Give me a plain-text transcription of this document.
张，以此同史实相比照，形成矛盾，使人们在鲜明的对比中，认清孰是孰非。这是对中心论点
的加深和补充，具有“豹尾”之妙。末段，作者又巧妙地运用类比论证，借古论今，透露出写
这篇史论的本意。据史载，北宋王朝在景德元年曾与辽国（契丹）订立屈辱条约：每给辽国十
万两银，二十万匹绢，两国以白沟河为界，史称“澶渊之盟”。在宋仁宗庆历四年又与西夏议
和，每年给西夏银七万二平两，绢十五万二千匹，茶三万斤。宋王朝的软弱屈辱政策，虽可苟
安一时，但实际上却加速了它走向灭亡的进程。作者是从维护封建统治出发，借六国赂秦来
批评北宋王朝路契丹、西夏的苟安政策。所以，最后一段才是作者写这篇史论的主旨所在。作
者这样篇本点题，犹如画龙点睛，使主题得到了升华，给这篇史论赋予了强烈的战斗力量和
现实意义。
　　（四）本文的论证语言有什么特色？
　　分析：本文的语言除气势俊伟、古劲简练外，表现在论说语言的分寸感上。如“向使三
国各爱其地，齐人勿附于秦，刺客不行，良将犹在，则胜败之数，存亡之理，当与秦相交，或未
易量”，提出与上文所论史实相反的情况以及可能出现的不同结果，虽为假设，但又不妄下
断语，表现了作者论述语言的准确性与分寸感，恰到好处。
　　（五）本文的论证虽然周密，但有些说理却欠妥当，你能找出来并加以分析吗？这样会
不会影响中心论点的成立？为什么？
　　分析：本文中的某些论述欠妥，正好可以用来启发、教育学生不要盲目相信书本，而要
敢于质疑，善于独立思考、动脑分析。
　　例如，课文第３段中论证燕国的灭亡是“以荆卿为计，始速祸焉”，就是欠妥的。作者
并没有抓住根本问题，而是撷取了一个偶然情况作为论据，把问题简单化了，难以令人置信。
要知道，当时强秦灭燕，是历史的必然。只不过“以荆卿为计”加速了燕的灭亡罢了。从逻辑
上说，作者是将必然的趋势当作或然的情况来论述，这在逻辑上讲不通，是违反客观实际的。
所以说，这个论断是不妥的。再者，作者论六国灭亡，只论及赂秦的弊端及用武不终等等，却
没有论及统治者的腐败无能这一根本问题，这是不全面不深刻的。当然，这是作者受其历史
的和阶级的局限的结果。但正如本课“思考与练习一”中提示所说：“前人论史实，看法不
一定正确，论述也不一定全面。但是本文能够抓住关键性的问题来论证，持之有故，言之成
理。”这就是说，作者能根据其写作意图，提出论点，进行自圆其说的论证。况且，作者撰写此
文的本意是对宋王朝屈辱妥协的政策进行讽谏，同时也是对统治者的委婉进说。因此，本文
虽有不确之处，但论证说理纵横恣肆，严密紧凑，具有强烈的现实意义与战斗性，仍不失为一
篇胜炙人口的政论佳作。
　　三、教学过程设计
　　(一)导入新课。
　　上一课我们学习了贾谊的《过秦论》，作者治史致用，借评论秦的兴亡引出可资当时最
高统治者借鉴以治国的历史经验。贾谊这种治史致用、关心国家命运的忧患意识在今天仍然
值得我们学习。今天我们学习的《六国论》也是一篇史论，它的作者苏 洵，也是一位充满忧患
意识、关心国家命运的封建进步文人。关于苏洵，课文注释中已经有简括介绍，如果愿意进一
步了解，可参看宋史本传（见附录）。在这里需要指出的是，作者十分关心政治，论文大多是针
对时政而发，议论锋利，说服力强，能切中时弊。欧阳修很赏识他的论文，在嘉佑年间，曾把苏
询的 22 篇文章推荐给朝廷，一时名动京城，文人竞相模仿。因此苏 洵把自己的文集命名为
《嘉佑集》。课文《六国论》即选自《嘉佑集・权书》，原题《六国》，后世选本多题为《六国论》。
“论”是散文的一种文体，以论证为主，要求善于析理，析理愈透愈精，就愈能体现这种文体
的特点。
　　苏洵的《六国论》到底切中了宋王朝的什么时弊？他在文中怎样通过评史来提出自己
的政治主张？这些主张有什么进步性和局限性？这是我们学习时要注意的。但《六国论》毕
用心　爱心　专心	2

Written exercise
Retype all the records, matching them exactly.

Response
Give me a plain-text transcription of this document.
张，以此同史实相比照，形成矛盾，使人们在鲜明的对比中，认清孰是孰非。这是对中心论点
的加深和补充，具有“豹尾”之妙。末段，作者又巧妙地运用类比论证，借古论今，透露出写
这篇史论的本意。据史载，北宋王朝在景德元年曾与辽国（契丹）订立屈辱条约：每给辽国十
万两银，二十万匹绢，两国以白沟河为界，史称“澶渊之盟”。在宋仁宗庆历四年又与西夏议
和，每年给西夏银七万二平两，绢十五万二千匹，茶三万斤。宋王朝的软弱屈辱政策，虽可苟
安一时，但实际上却加速了它走向灭亡的进程。作者是从维护封建统治出发，借六国赂秦来
批评北宋王朝路契丹、西夏的苟安政策。所以，最后一段才是作者写这篇史论的主旨所在。作
者这样篇本点题，犹如画龙点睛，使主题得到了升华，给这篇史论赋予了强烈的战斗力量和
现实意义。
　　（四）本文的论证语言有什么特色？
　　分析：本文的语言除气势俊伟、古劲简练外，表现在论说语言的分寸感上。如“向使三
国各爱其地，齐人勿附于秦，刺客不行，良将犹在，则胜败之数，存亡之理，当与秦相交，或未
易量”，提出与上文所论史实相反的情况以及可能出现的不同结果，虽为假设，但又不妄下
断语，表现了作者论述语言的准确性与分寸感，恰到好处。
　　（五）本文的论证虽然周密，但有些说理却欠妥当，你能找出来并加以分析吗？这样会
不会影响中心论点的成立？为什么？
　　分析：本文中的某些论述欠妥，正好可以用来启发、教育学生不要盲目相信书本，而要
敢于质疑，善于独立思考、动脑分析。
　　例如，课文第３段中论证燕国的灭亡是“以荆卿为计，始速祸焉”，就是欠妥的。作者
并没有抓住根本问题，而是撷取了一个偶然情况作为论据，把问题简单化了，难以令人置信。
要知道，当时强秦灭燕，是历史的必然。只不过“以荆卿为计”加速了燕的灭亡罢了。从逻辑
上说，作者是将必然的趋势当作或然的情况来论述，这在逻辑上讲不通，是违反客观实际的。
所以说，这个论断是不妥的。再者，作者论六国灭亡，只论及赂秦的弊端及用武不终等等，却
没有论及统治者的腐败无能这一根本问题，这是不全面不深刻的。当然，这是作者受其历史
的和阶级的局限的结果。但正如本课“思考与练习一”中提示所说：“前人论史实，看法不
一定正确，论述也不一定全面。但是本文能够抓住关键性的问题来论证，持之有故，言之成
理。”这就是说，作者能根据其写作意图，提出论点，进行自圆其说的论证。况且，作者撰写此
文的本意是对宋王朝屈辱妥协的政策进行讽谏，同时也是对统治者的委婉进说。因此，本文
虽有不确之处，但论证说理纵横恣肆，严密紧凑，具有强烈的现实意义与战斗性，仍不失为一
篇胜炙人口的政论佳作。
　　三、教学过程设计
　　(一)导入新课。
　　上一课我们学习了贾谊的《过秦论》，作者治史致用，借评论秦的兴亡引出可资当时最
高统治者借鉴以治国的历史经验。贾谊这种治史致用、关心国家命运的忧患意识在今天仍然
值得我们学习。今天我们学习的《六国论》也是一篇史论，它的作者苏 洵，也是一位充满忧患
意识、关心国家命运的封建进步文人。关于苏洵，课文注释中已经有简括介绍，如果愿意进一
步了解，可参看宋史本传（见附录）。在这里需要指出的是，作者十分关心政治，论文大多是针
对时政而发，议论锋利，说服力强，能切中时弊。欧阳修很赏识他的论文，在嘉佑年间，曾把苏
询的 22 篇文章推荐给朝廷，一时名动京城，文人竞相模仿。因此苏 洵把自己的文集命名为
《嘉佑集》。课文《六国论》即选自《嘉佑集・权书》，原题《六国》，后世选本多题为《六国论》。
“论”是散文的一种文体，以论证为主，要求善于析理，析理愈透愈精，就愈能体现这种文体
的特点。
　　苏洵的《六国论》到底切中了宋王朝的什么时弊？他在文中怎样通过评史来提出自己
的政治主张？这些主张有什么进步性和局限性？这是我们学习时要注意的。但《六国论》毕
用心　爱心　专心	2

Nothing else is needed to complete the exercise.